> GOAL OF THE EXERCISE: All entries below are to be reproduced precisely as they stand, without the pictures.

>>>>

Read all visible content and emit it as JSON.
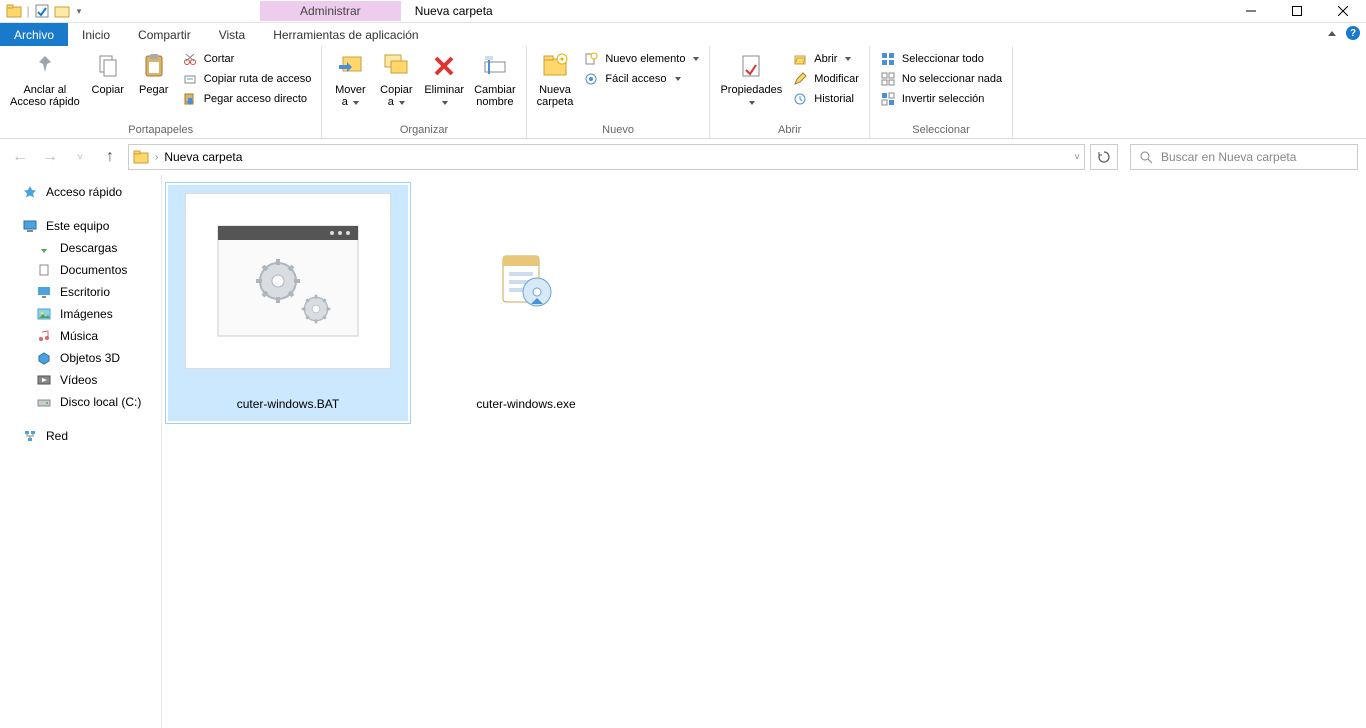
{
  "title": {
    "manage": "Administrar",
    "window": "Nueva carpeta"
  },
  "tabs": {
    "file": "Archivo",
    "home": "Inicio",
    "share": "Compartir",
    "view": "Vista",
    "apptools": "Herramientas de aplicación"
  },
  "ribbon": {
    "clipboard": {
      "pin": "Anclar al\nAcceso rápido",
      "copy": "Copiar",
      "paste": "Pegar",
      "cut": "Cortar",
      "copypath": "Copiar ruta de acceso",
      "pasteshortcut": "Pegar acceso directo",
      "group": "Portapapeles"
    },
    "organize": {
      "moveto": "Mover\na",
      "copyto": "Copiar\na",
      "delete": "Eliminar",
      "rename": "Cambiar\nnombre",
      "group": "Organizar"
    },
    "new": {
      "newfolder": "Nueva\ncarpeta",
      "newitem": "Nuevo elemento",
      "easyaccess": "Fácil acceso",
      "group": "Nuevo"
    },
    "open": {
      "properties": "Propiedades",
      "open": "Abrir",
      "edit": "Modificar",
      "history": "Historial",
      "group": "Abrir"
    },
    "select": {
      "selectall": "Seleccionar todo",
      "selectnone": "No seleccionar nada",
      "invert": "Invertir selección",
      "group": "Seleccionar"
    }
  },
  "address": {
    "location": "Nueva carpeta",
    "search_placeholder": "Buscar en Nueva carpeta"
  },
  "nav": {
    "quickaccess": "Acceso rápido",
    "thispc": "Este equipo",
    "downloads": "Descargas",
    "documents": "Documentos",
    "desktop": "Escritorio",
    "pictures": "Imágenes",
    "music": "Música",
    "objects3d": "Objetos 3D",
    "videos": "Vídeos",
    "localdisk": "Disco local (C:)",
    "network": "Red"
  },
  "files": [
    {
      "name": "cuter-windows.BAT",
      "selected": true,
      "highlighted": true,
      "type": "bat"
    },
    {
      "name": "cuter-windows.exe",
      "selected": false,
      "highlighted": false,
      "type": "exe"
    }
  ]
}
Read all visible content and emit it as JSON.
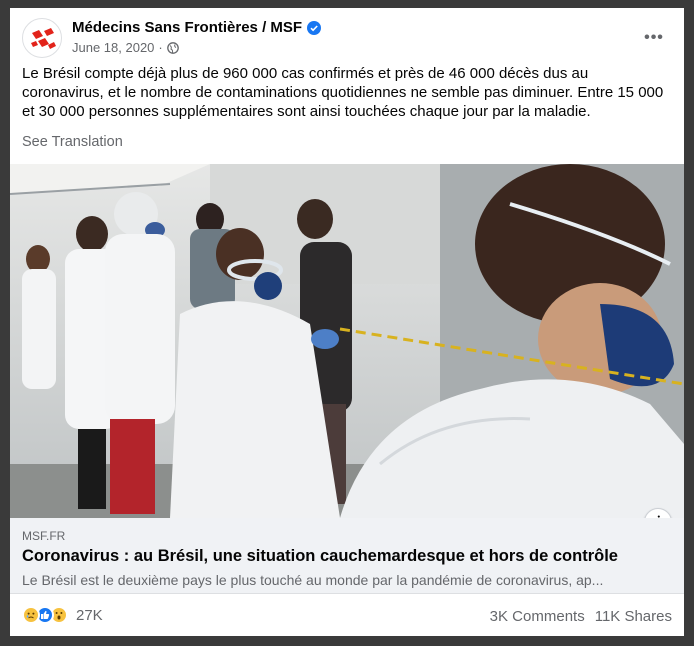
{
  "post": {
    "author": "Médecins Sans Frontières / MSF",
    "date": "June 18, 2020",
    "text": "Le Brésil compte déjà plus de 960 000 cas confirmés et près de 46 000 décès dus au coronavirus, et le nombre de contaminations quotidiennes ne semble pas diminuer. Entre 15 000 et 30 000 personnes supplémentaires sont ainsi touchées chaque jour par la maladie.",
    "see_translation": "See Translation",
    "more_label": "•••"
  },
  "link": {
    "domain": "MSF.FR",
    "title": "Coronavirus : au Brésil, une situation cauchemardesque et hors de contrôle",
    "description": "Le Brésil est le deuxième pays le plus touché au monde par la pandémie de coronavirus, ap...",
    "info_label": "i"
  },
  "engagement": {
    "reaction_count": "27K",
    "comments": "3K Comments",
    "shares": "11K Shares",
    "reactions": [
      "sad-icon",
      "like-icon",
      "wow-icon"
    ]
  },
  "colors": {
    "accent": "#1877f2",
    "msf_red": "#e2231a",
    "secondary_text": "#65676b",
    "link_bg": "#f0f2f5"
  }
}
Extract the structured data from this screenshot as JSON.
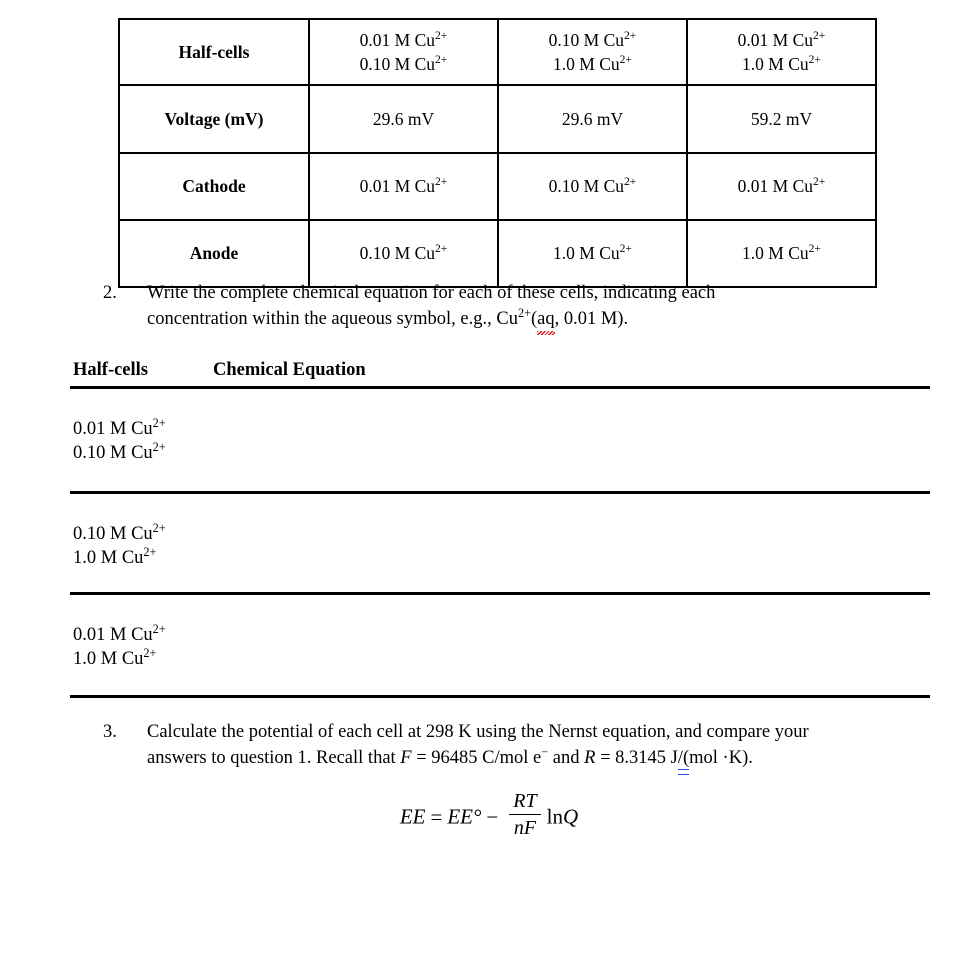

<<<<

> ANSWER TO THE EXERCISE:
Read all visible content and emit it as JSON.
{
  "title": {
    "manage": "Administrar",
    "window": "Nueva carpeta"
  },
  "tabs": {
    "file": "Archivo",
    "home": "Inicio",
    "share": "Compartir",
    "view": "Vista",
    "apptools": "Herramientas de aplicación"
  },
  "ribbon": {
    "clipboard": {
      "pin": "Anclar al\nAcceso rápido",
      "copy": "Copiar",
      "paste": "Pegar",
      "cut": "Cortar",
      "copypath": "Copiar ruta de acceso",
      "pasteshortcut": "Pegar acceso directo",
      "group": "Portapapeles"
    },
    "organize": {
      "moveto": "Mover\na",
      "copyto": "Copiar\na",
      "delete": "Eliminar",
      "rename": "Cambiar\nnombre",
      "group": "Organizar"
    },
    "new": {
      "newfolder": "Nueva\ncarpeta",
      "newitem": "Nuevo elemento",
      "easyaccess": "Fácil acceso",
      "group": "Nuevo"
    },
    "open": {
      "properties": "Propiedades",
      "open": "Abrir",
      "edit": "Modificar",
      "history": "Historial",
      "group": "Abrir"
    },
    "select": {
      "selectall": "Seleccionar todo",
      "selectnone": "No seleccionar nada",
      "invert": "Invertir selección",
      "group": "Seleccionar"
    }
  },
  "address": {
    "location": "Nueva carpeta",
    "search_placeholder": "Buscar en Nueva carpeta"
  },
  "nav": {
    "quickaccess": "Acceso rápido",
    "thispc": "Este equipo",
    "downloads": "Descargas",
    "documents": "Documentos",
    "desktop": "Escritorio",
    "pictures": "Imágenes",
    "music": "Música",
    "objects3d": "Objetos 3D",
    "videos": "Vídeos",
    "localdisk": "Disco local (C:)",
    "network": "Red"
  },
  "files": [
    {
      "name": "cuter-windows.BAT",
      "selected": true,
      "highlighted": true,
      "type": "bat"
    },
    {
      "name": "cuter-windows.exe",
      "selected": false,
      "highlighted": false,
      "type": "exe"
    }
  ]
}
Read all visible content and emit it as JSON.
{
  "post": {
    "author": "Médecins Sans Frontières / MSF",
    "date": "June 18, 2020",
    "text": "Le Brésil compte déjà plus de 960 000 cas confirmés et près de 46 000 décès dus au coronavirus, et le nombre de contaminations quotidiennes ne semble pas diminuer. Entre 15 000 et 30 000 personnes supplémentaires sont ainsi touchées chaque jour par la maladie.",
    "see_translation": "See Translation",
    "more_label": "•••"
  },
  "link": {
    "domain": "MSF.FR",
    "title": "Coronavirus : au Brésil, une situation cauchemardesque et hors de contrôle",
    "description": "Le Brésil est le deuxième pays le plus touché au monde par la pandémie de coronavirus, ap...",
    "info_label": "i"
  },
  "engagement": {
    "reaction_count": "27K",
    "comments": "3K Comments",
    "shares": "11K Shares",
    "reactions": [
      "sad-icon",
      "like-icon",
      "wow-icon"
    ]
  },
  "colors": {
    "accent": "#1877f2",
    "msf_red": "#e2231a",
    "secondary_text": "#65676b",
    "link_bg": "#f0f2f5"
  }
}
Extract the structured data from this screenshot as JSON.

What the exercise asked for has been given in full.